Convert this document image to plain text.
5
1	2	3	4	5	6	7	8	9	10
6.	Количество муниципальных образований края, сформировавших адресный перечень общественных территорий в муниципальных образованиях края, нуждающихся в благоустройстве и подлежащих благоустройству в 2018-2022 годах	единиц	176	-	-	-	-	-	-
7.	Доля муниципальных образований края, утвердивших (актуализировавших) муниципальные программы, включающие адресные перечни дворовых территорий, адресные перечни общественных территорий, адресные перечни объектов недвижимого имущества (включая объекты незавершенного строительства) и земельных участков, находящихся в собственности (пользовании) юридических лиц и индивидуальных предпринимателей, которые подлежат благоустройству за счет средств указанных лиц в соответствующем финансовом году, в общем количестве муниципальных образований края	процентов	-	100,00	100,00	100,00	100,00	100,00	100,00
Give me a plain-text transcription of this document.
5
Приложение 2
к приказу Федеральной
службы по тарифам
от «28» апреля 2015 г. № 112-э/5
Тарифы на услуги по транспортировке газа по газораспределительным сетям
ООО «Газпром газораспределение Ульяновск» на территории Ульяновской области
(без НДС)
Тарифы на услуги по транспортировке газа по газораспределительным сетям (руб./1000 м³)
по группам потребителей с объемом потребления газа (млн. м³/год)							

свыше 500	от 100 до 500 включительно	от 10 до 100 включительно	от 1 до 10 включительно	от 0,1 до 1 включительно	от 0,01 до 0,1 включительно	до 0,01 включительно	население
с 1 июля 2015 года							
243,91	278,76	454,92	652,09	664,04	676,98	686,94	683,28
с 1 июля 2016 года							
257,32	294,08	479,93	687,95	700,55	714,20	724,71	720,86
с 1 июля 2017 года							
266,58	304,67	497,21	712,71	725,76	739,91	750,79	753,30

* _Written request_
Your task is to return the full listing exactly as it was given.

* _Exercise response_
Convert this document image to plain text.
5
1	2	3	4	5	6	7	8	9	10
6.	Количество муниципальных образований края, сформировавших адресный перечень общественных территорий в муниципальных образованиях края, нуждающихся в благоустройстве и подлежащих благоустройству в 2018-2022 годах	единиц	176	-	-	-	-	-	-
7.	Доля муниципальных образований края, утвердивших (актуализировавших) муниципальные программы, включающие адресные перечни дворовых территорий, адресные перечни общественных территорий, адресные перечни объектов недвижимого имущества (включая объекты незавершенного строительства) и земельных участков, находящихся в собственности (пользовании) юридических лиц и индивидуальных предпринимателей, которые подлежат благоустройству за счет средств указанных лиц в соответствующем финансовом году, в общем количестве муниципальных образований края	процентов	-	100,00	100,00	100,00	100,00	100,00	100,00
Give me a plain-text transcription of this document.
5
Приложение 2
к приказу Федеральной
службы по тарифам
от «28» апреля 2015 г. № 112-э/5
Тарифы на услуги по транспортировке газа по газораспределительным сетям
ООО «Газпром газораспределение Ульяновск» на территории Ульяновской области
(без НДС)
Тарифы на услуги по транспортировке газа по газораспределительным сетям (руб./1000 м³)
по группам потребителей с объемом потребления газа (млн. м³/год)							

свыше 500	от 100 до 500 включительно	от 10 до 100 включительно	от 1 до 10 включительно	от 0,1 до 1 включительно	от 0,01 до 0,1 включительно	до 0,01 включительно	население
с 1 июля 2015 года							
243,91	278,76	454,92	652,09	664,04	676,98	686,94	683,28
с 1 июля 2016 года							
257,32	294,08	479,93	687,95	700,55	714,20	724,71	720,86
с 1 июля 2017 года							
266,58	304,67	497,21	712,71	725,76	739,91	750,79	753,30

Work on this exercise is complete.